== SHORT PROBLEM ==
Recast every line of the material below as a numbered list, leaving out any blank lines.

--- Start INPUT FOR THIS TASK ---

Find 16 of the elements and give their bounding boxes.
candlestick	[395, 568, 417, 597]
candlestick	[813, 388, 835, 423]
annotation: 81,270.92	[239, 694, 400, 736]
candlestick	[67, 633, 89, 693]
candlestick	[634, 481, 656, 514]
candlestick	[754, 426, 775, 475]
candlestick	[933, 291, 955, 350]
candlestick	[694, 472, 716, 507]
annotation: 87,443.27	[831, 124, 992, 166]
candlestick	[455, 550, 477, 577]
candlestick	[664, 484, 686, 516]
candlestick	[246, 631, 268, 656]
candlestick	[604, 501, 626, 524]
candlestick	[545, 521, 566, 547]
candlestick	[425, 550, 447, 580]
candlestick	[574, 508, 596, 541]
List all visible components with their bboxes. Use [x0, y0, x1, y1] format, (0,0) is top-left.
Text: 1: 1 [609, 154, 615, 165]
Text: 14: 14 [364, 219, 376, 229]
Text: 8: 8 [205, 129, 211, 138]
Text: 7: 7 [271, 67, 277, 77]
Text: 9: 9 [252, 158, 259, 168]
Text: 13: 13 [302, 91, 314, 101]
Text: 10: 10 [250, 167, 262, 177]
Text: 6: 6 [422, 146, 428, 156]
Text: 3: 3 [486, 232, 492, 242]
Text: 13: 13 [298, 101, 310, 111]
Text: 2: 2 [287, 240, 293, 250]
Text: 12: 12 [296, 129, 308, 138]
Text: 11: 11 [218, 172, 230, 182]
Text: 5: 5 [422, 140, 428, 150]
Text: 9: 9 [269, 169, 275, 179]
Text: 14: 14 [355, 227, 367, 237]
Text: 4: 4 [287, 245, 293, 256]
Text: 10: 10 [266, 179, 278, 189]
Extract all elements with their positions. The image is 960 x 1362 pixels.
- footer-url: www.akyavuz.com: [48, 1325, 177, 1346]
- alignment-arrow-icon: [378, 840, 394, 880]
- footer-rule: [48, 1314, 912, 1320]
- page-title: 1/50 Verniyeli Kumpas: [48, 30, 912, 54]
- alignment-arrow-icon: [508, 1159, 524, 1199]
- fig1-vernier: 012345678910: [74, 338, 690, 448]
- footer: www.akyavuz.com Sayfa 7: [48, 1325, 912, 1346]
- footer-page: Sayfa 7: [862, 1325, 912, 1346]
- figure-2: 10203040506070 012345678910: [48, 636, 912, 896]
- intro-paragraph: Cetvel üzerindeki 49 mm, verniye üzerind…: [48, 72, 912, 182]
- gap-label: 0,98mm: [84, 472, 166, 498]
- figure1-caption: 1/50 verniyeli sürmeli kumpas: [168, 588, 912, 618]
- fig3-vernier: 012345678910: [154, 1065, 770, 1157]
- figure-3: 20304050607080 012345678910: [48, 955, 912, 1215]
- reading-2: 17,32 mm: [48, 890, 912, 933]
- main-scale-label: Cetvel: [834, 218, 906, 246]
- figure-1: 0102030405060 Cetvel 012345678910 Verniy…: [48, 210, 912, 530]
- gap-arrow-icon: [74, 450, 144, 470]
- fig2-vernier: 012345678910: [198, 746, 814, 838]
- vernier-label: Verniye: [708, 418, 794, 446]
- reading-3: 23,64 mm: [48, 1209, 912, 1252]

--- End INPUT FOR THIS TASK ---

== RESULT OF THIS TASK ==
1. Find 16 of the elements and give their bounding boxes.
2. candlestick	[395, 568, 417, 597]
3. candlestick	[813, 388, 835, 423]
4. annotation: 81,270.92	[239, 694, 400, 736]
5. candlestick	[67, 633, 89, 693]
6. candlestick	[634, 481, 656, 514]
7. candlestick	[754, 426, 775, 475]
8. candlestick	[933, 291, 955, 350]
9. candlestick	[694, 472, 716, 507]
10. annotation: 87,443.27	[831, 124, 992, 166]
11. candlestick	[455, 550, 477, 577]
12. candlestick	[664, 484, 686, 516]
13. candlestick	[246, 631, 268, 656]
14. candlestick	[604, 501, 626, 524]
15. candlestick	[545, 521, 566, 547]
16. candlestick	[425, 550, 447, 580]
17. candlestick	[574, 508, 596, 541]
18. List all visible components with their bboxes. Use [x0, y0, x1, y1] format, (0,0) is top-left.
19. Text: 1: 1 [609, 154, 615, 165]
20. Text: 14: 14 [364, 219, 376, 229]
21. Text: 8: 8 [205, 129, 211, 138]
22. Text: 7: 7 [271, 67, 277, 77]
23. Text: 9: 9 [252, 158, 259, 168]
24. Text: 13: 13 [302, 91, 314, 101]
25. Text: 10: 10 [250, 167, 262, 177]
26. Text: 6: 6 [422, 146, 428, 156]
27. Text: 3: 3 [486, 232, 492, 242]
28. Text: 13: 13 [298, 101, 310, 111]
29. Text: 2: 2 [287, 240, 293, 250]
30. Text: 12: 12 [296, 129, 308, 138]
31. Text: 11: 11 [218, 172, 230, 182]
32. Text: 5: 5 [422, 140, 428, 150]
33. Text: 9: 9 [269, 169, 275, 179]
34. Text: 14: 14 [355, 227, 367, 237]
35. Text: 4: 4 [287, 245, 293, 256]
36. Text: 10: 10 [266, 179, 278, 189]
37. Extract all elements with their positions. The image is 960 x 1362 pixels.
38. - footer-url: www.akyavuz.com: [48, 1325, 177, 1346]
39. - alignment-arrow-icon: [378, 840, 394, 880]
40. - footer-rule: [48, 1314, 912, 1320]
41. - page-title: 1/50 Verniyeli Kumpas: [48, 30, 912, 54]
42. - alignment-arrow-icon: [508, 1159, 524, 1199]
43. - fig1-vernier: 012345678910: [74, 338, 690, 448]
44. - footer: www.akyavuz.com Sayfa 7: [48, 1325, 912, 1346]
45. - footer-page: Sayfa 7: [862, 1325, 912, 1346]
46. - figure-2: 10203040506070 012345678910: [48, 636, 912, 896]
47. - intro-paragraph: Cetvel üzerindeki 49 mm, verniye üzerind…: [48, 72, 912, 182]
48. - gap-label: 0,98mm: [84, 472, 166, 498]
49. - figure1-caption: 1/50 verniyeli sürmeli kumpas: [168, 588, 912, 618]
50. - fig3-vernier: 012345678910: [154, 1065, 770, 1157]
51. - figure-3: 20304050607080 012345678910: [48, 955, 912, 1215]
52. - reading-2: 17,32 mm: [48, 890, 912, 933]
53. - main-scale-label: Cetvel: [834, 218, 906, 246]
54. - figure-1: 0102030405060 Cetvel 012345678910 Verniy…: [48, 210, 912, 530]
55. - gap-arrow-icon: [74, 450, 144, 470]
56. - fig2-vernier: 012345678910: [198, 746, 814, 838]
57. - vernier-label: Verniye: [708, 418, 794, 446]
58. - reading-3: 23,64 mm: [48, 1209, 912, 1252]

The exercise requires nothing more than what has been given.